[Data entries]
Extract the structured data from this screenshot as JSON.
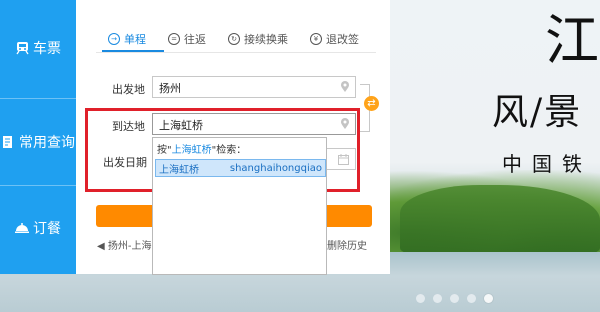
{
  "banner": {
    "big_char": "江",
    "sub_chars": "风/景",
    "tiny_chars": "中国铁",
    "carousel_dots": 5,
    "active_dot": 4
  },
  "sidebar": {
    "items": [
      {
        "label": "车票",
        "icon": "train-icon"
      },
      {
        "label": "常用查询",
        "icon": "document-icon"
      },
      {
        "label": "订餐",
        "icon": "dish-icon"
      }
    ]
  },
  "tabs": [
    {
      "label": "单程",
      "icon": "arrow-circle-icon",
      "active": true
    },
    {
      "label": "往返",
      "icon": "equal-circle-icon",
      "active": false
    },
    {
      "label": "接续换乘",
      "icon": "refresh-circle-icon",
      "active": false
    },
    {
      "label": "退改签",
      "icon": "refund-circle-icon",
      "active": false
    }
  ],
  "form": {
    "from_label": "出发地",
    "from_value": "扬州",
    "to_label": "到达地",
    "to_value": "上海虹桥",
    "date_label": "出发日期"
  },
  "dropdown": {
    "hint_prefix": "按\"",
    "hint_query": "上海虹桥",
    "hint_suffix": "\"检索：",
    "result_name": "上海虹桥",
    "result_pinyin": "shanghaihongqiao"
  },
  "history": {
    "text": "◀ 扬州-上海",
    "delete_label": "删除历史"
  },
  "colors": {
    "accent_blue": "#1fa0f0",
    "tab_active": "#1a8ae0",
    "orange": "#ff8a00",
    "highlight_red": "#e0202a"
  }
}
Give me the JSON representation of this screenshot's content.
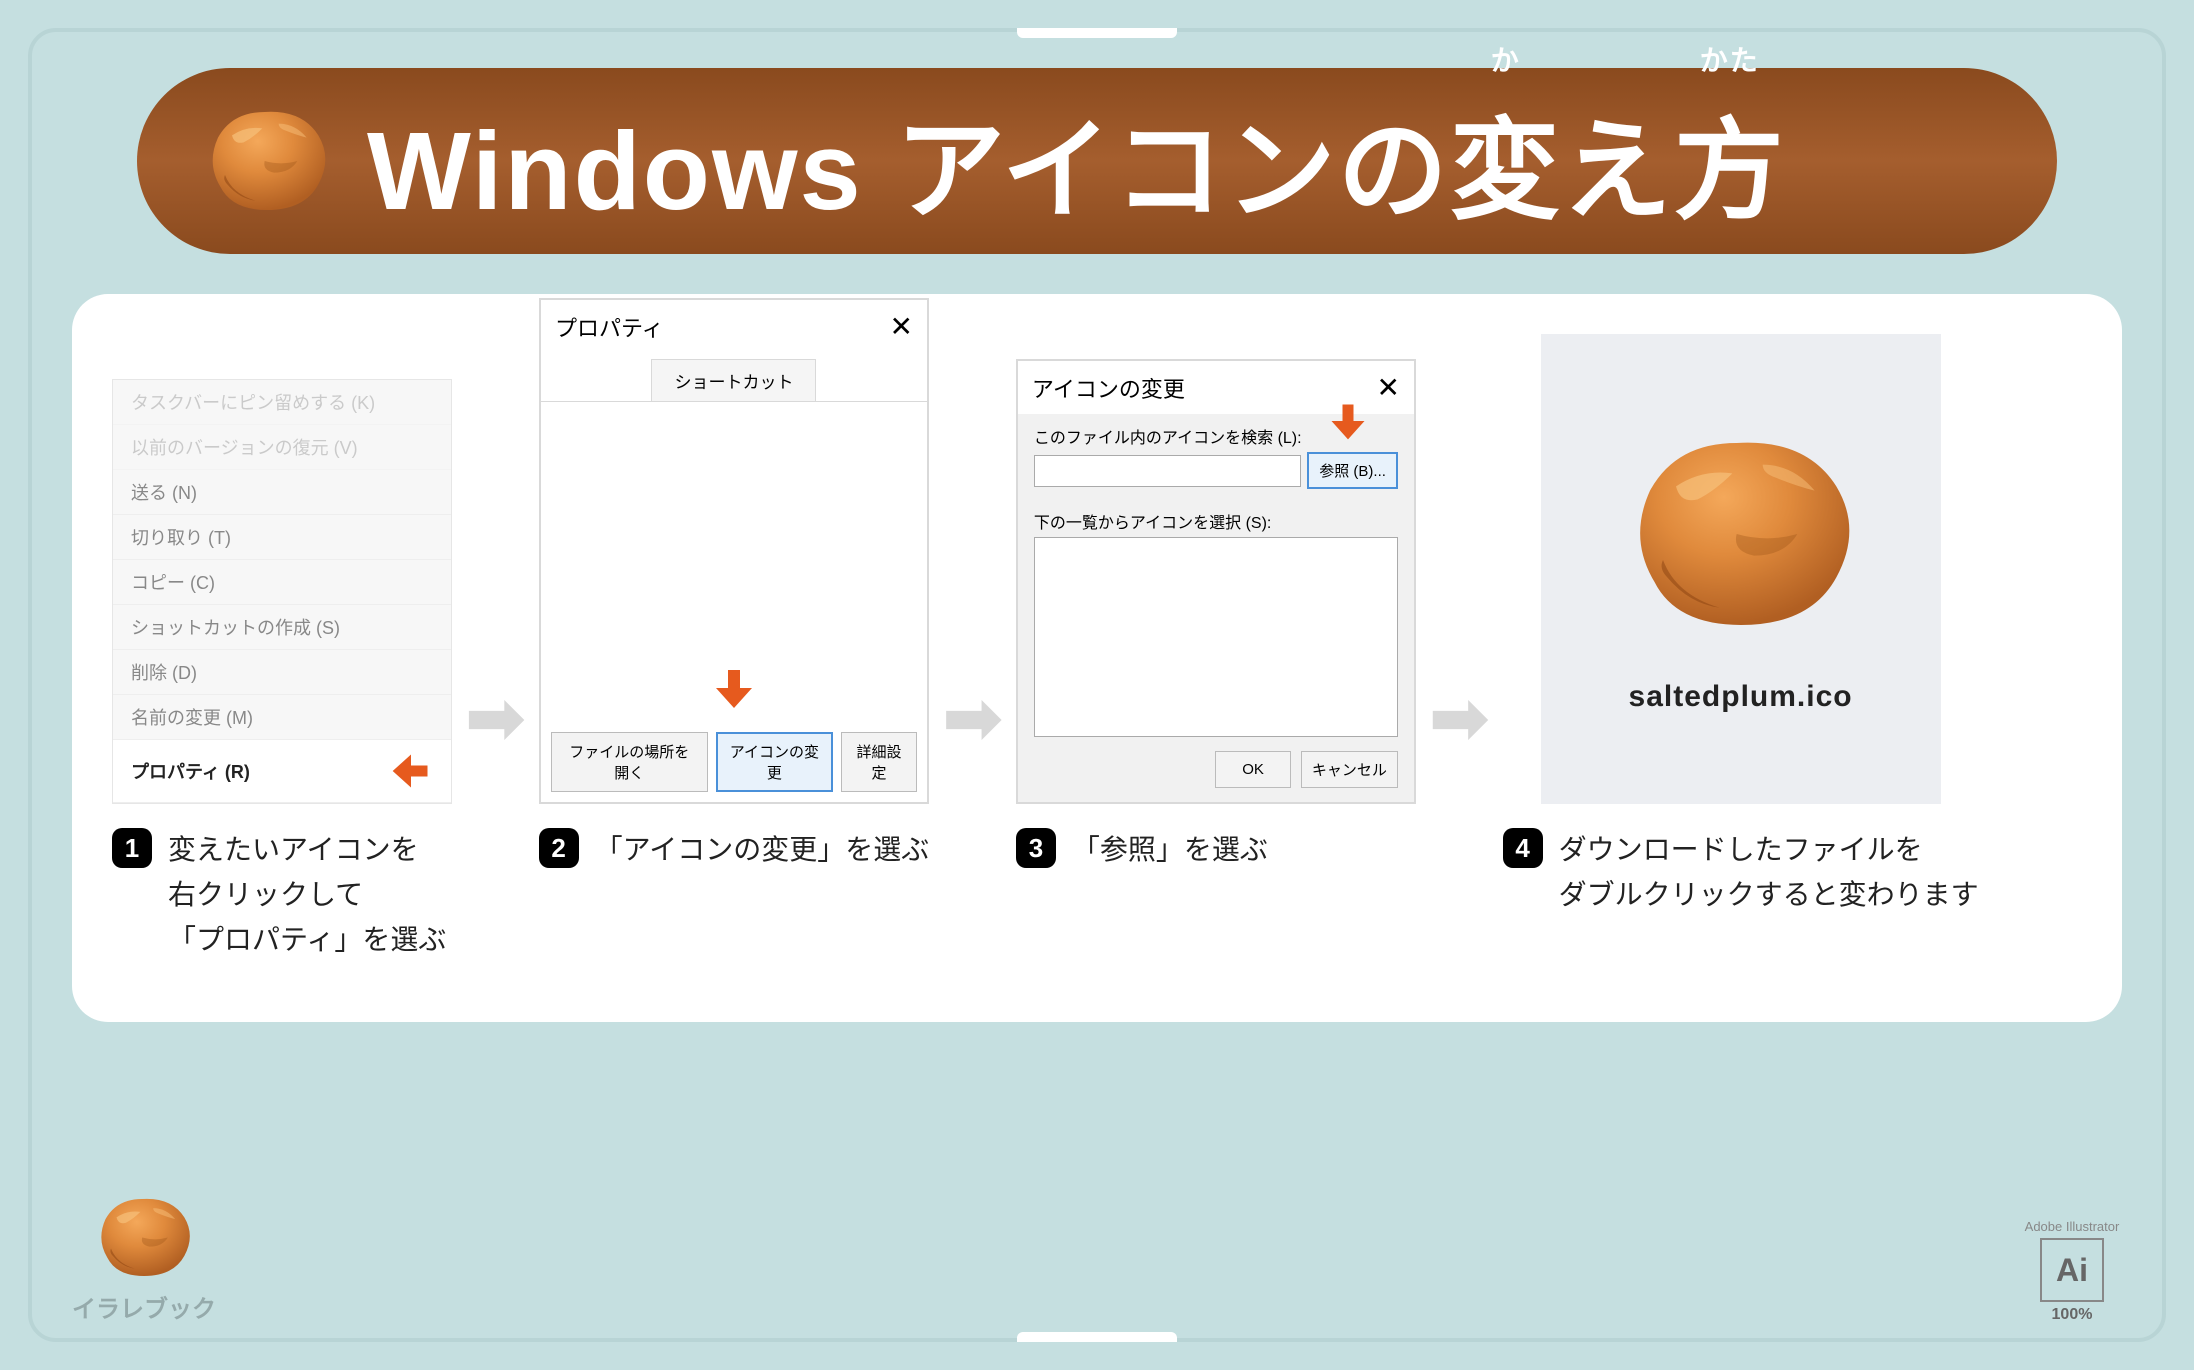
{
  "title": {
    "main": "Windows アイコンの",
    "ruby1_base": "変",
    "ruby1_top": "か",
    "mid": "え",
    "ruby2_base": "方",
    "ruby2_top": "かた"
  },
  "steps": [
    {
      "num": "1",
      "caption": "変えたいアイコンを\n右クリックして\n「プロパティ」を選ぶ",
      "context_menu": {
        "items_faded_top": [
          "タスクバーにピン留めする (K)",
          "以前のバージョンの復元 (V)"
        ],
        "items_mid": [
          "送る (N)",
          "切り取り (T)",
          "コピー (C)"
        ],
        "items_bottom": [
          "ショットカットの作成 (S)",
          "削除 (D)",
          "名前の変更 (M)"
        ],
        "active": "プロパティ (R)"
      }
    },
    {
      "num": "2",
      "caption": "「アイコンの変更」を選ぶ",
      "dialog": {
        "title": "プロパティ",
        "tab": "ショートカット",
        "buttons": {
          "open_location": "ファイルの場所を開く",
          "change_icon": "アイコンの変更",
          "advanced": "詳細設定"
        }
      }
    },
    {
      "num": "3",
      "caption": "「参照」を選ぶ",
      "dialog": {
        "title": "アイコンの変更",
        "search_label": "このファイル内のアイコンを検索 (L):",
        "browse": "参照 (B)...",
        "select_label": "下の一覧からアイコンを選択 (S):",
        "ok": "OK",
        "cancel": "キャンセル"
      }
    },
    {
      "num": "4",
      "caption": "ダウンロードしたファイルを\nダブルクリックすると変わります",
      "filename": "saltedplum.ico"
    }
  ],
  "footer": {
    "brand": "イラレブック",
    "ai_label": "Adobe Illustrator",
    "ai_text": "Ai",
    "ai_pct": "100%"
  }
}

- Written problem
Out of the material above, gather each line where "アイコンの変更" appears.

- Output for this task
      "caption": "「アイコンの変更」を選ぶ",
          "change_icon": "アイコンの変更",
        "title": "アイコンの変更",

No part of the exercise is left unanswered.